You are the heroic protector of the settlement of Grimmund, a small community in the depths of the Forest of Night. With sword, bow, and lore learned from valued allies, you do what you can to keep the place safe, and have been honoured for your efforts with a place on the Grimmund Council. One day, you are awoken from strange and troubling dreams and called to an emergency meeting of the Council. Matters have been troubled of late: monsters stalk the woods and the elf-paths have closed, cutting Grimmund off from their dwarven allies at Sardath. An adventurer, one Morn Preeler, has just arrived with news – hence the hastily-assembled Council meeting. Preeler declares that the Forest itself is making war on Grimmund, and the startled Councillors begin making plans to take the fight to the forest.

[OBJECTIVE 1]
In the listings, from the start through the line containing "new-tab-icon[interactable] [1916,116,1948,147]", swap "project-tile" for "portfolio-tile" and return only those lines with everything else unchanged.
These listings have no connection to the passage about Grimmund.

Listings of boxed layout items
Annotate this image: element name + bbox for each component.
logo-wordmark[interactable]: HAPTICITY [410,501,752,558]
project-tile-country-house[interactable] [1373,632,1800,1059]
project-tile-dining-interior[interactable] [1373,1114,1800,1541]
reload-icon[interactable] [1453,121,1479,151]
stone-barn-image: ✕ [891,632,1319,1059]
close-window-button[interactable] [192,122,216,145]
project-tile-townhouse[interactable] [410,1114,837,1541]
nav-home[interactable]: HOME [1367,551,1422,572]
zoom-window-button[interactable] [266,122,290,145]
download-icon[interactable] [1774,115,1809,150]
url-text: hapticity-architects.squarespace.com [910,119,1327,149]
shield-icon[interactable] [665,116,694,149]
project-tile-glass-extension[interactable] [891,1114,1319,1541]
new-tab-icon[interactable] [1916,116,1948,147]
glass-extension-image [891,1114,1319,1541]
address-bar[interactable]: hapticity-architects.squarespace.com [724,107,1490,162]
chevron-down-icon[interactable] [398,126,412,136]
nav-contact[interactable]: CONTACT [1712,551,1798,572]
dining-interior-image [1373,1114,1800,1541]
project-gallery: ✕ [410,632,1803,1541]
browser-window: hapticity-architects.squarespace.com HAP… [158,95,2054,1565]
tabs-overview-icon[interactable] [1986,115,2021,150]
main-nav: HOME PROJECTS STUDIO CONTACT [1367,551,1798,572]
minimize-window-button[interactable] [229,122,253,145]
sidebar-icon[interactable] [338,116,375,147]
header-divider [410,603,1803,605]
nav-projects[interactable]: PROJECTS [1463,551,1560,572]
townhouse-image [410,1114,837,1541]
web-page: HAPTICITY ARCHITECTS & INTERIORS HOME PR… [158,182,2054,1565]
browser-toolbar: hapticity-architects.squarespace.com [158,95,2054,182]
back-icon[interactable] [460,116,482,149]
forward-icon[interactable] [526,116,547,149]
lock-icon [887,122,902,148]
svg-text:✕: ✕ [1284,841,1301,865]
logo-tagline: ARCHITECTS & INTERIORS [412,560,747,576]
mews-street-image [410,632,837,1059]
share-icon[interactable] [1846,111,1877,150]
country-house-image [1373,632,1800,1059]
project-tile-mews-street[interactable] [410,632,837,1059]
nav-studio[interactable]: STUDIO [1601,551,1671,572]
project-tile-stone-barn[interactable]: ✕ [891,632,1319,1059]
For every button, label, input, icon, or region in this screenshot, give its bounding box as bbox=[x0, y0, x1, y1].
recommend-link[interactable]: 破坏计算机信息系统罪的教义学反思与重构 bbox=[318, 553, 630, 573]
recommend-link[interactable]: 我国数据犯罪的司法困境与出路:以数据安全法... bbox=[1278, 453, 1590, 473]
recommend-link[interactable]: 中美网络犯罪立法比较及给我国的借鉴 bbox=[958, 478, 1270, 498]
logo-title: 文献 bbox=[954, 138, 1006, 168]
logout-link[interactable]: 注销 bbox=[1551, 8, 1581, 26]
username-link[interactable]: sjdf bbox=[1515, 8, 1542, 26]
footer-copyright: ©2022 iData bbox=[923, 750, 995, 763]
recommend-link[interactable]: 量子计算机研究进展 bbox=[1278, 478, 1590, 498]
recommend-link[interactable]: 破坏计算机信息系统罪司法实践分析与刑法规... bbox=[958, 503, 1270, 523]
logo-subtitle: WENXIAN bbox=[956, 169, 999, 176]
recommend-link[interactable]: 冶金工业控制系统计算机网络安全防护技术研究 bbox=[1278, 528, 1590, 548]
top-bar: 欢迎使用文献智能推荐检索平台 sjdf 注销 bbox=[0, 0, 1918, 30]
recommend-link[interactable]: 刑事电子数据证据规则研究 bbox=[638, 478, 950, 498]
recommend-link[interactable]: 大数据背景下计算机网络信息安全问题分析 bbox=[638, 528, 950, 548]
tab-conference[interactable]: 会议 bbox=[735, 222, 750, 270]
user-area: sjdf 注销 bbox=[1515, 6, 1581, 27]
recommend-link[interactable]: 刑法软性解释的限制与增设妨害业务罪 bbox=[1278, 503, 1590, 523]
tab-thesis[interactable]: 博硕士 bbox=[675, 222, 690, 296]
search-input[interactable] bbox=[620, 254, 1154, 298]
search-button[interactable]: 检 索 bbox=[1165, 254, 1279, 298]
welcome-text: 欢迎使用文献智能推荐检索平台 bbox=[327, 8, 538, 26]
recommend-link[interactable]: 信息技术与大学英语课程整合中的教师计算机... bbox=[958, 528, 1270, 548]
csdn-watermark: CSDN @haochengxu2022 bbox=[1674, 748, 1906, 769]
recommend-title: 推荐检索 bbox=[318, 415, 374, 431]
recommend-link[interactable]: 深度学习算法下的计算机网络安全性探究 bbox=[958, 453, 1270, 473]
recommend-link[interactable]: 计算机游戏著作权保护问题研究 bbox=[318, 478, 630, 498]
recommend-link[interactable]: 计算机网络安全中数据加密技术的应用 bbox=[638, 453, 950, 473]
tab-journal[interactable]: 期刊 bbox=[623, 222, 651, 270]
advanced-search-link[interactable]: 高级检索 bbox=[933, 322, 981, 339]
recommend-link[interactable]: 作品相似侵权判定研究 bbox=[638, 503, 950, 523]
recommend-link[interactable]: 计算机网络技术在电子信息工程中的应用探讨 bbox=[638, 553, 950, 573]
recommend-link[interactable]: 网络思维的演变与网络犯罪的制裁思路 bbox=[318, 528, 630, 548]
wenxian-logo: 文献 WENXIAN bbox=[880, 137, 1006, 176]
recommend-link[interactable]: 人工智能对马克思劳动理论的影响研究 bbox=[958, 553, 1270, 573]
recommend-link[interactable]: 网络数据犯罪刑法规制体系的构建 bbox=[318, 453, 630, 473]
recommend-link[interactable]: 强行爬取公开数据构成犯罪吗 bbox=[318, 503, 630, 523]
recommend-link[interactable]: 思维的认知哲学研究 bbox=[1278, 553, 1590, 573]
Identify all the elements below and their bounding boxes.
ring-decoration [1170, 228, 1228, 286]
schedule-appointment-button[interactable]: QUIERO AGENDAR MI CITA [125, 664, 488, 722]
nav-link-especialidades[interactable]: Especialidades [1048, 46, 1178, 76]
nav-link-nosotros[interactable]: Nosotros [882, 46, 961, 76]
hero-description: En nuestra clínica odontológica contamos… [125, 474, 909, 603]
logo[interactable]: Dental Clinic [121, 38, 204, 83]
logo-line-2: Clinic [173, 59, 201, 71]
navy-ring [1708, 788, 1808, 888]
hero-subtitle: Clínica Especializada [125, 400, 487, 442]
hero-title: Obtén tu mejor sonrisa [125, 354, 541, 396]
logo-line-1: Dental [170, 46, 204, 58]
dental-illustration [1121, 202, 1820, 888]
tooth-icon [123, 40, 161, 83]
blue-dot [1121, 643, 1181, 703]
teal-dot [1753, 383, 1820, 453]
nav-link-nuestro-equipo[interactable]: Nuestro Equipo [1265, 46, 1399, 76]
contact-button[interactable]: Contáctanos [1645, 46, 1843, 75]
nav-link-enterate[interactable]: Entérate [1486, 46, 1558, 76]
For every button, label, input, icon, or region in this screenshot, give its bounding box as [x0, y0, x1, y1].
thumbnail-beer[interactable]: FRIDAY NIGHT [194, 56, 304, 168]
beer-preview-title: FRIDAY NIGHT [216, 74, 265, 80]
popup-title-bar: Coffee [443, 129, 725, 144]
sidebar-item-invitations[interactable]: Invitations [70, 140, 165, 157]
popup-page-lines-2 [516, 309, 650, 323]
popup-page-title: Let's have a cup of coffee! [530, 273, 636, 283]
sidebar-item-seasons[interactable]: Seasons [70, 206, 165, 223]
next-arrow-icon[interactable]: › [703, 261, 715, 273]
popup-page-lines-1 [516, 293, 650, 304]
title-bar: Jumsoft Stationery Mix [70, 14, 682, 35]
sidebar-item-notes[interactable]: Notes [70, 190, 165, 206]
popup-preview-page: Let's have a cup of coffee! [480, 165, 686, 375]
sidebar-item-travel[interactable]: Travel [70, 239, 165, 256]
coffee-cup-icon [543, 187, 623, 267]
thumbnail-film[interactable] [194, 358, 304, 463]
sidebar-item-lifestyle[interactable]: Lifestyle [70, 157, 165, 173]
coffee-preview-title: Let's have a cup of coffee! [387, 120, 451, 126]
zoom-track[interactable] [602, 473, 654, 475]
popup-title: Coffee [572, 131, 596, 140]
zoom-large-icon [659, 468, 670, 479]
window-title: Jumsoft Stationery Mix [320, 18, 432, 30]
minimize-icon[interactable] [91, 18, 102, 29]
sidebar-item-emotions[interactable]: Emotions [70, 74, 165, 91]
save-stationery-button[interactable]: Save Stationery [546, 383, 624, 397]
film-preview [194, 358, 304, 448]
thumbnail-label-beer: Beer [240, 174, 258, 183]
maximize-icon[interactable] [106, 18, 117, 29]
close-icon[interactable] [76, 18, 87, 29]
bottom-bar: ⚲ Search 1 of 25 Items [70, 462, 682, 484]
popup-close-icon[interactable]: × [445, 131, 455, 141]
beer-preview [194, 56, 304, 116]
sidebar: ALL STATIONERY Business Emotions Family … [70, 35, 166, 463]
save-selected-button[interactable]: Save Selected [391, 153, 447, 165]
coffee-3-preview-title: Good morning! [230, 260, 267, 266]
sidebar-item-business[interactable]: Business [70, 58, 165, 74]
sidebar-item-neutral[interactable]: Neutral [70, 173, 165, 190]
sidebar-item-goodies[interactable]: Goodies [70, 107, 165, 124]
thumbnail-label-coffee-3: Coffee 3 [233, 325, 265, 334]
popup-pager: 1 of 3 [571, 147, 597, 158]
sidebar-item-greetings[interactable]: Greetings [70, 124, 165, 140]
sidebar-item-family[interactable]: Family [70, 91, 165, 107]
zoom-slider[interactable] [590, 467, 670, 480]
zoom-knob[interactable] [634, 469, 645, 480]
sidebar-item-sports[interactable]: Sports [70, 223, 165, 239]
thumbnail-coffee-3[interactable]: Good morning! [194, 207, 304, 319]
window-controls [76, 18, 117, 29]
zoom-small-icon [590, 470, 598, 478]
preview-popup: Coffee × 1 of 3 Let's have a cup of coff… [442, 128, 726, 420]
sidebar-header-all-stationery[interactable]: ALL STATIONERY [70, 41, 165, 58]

[OBJECTIVE 2]
Carry on the passage about Grimmund and the Forest of Night from the point where it stops.

[ANSWER 1]
Annotate this image: element name + bbox for each component.
logo-wordmark[interactable]: HAPTICITY [410,501,752,558]
portfolio-tile-country-house[interactable] [1373,632,1800,1059]
portfolio-tile-dining-interior[interactable] [1373,1114,1800,1541]
reload-icon[interactable] [1453,121,1479,151]
stone-barn-image: ✕ [891,632,1319,1059]
close-window-button[interactable] [192,122,216,145]
portfolio-tile-townhouse[interactable] [410,1114,837,1541]
nav-home[interactable]: HOME [1367,551,1422,572]
zoom-window-button[interactable] [266,122,290,145]
download-icon[interactable] [1774,115,1809,150]
url-text: hapticity-architects.squarespace.com [910,119,1327,149]
shield-icon[interactable] [665,116,694,149]
portfolio-tile-glass-extension[interactable] [891,1114,1319,1541]
new-tab-icon[interactable] [1916,116,1948,147]

[ANSWER 2]
You, however, are not so sure. You’ve always been acutely aware that the Forest has its perils – but also that the Forest is the basis of the livelihoods the folk of Grimmund eke out in its shadow. Its dangers must be resisted, but to burn out the forest would be to weaken the town gravely – possibly fatally. On top of that, your unquiet dreams have left you convinced that some other dark force is at work. When you express your doubts, Morn offers to take you to one side to better explain his discoveries to you and talk you around. Once you two are in private, Morn swiftly declares that he is not Morn – but an impostor who has stolen his form, and who now intends to slay and replace you!

Siege of Sardath is the sole Fighting Fantasy book by the mysterious Keith P. Phillips, who so far as I can tell never wrote any other gamebook material and seems to have been a complete unknown. This puts you in the position of not really knowing what to expect – though goodness knows that siege narratives and “track down the big bad” stories are a well-worn default in the series. Indeed, the return to Allansia and more classic fantasy tropes after a run of weird, outlandish, and horror-tinged gamebooks gives this something of a back-to-basics air. Let’s see how that shakes out.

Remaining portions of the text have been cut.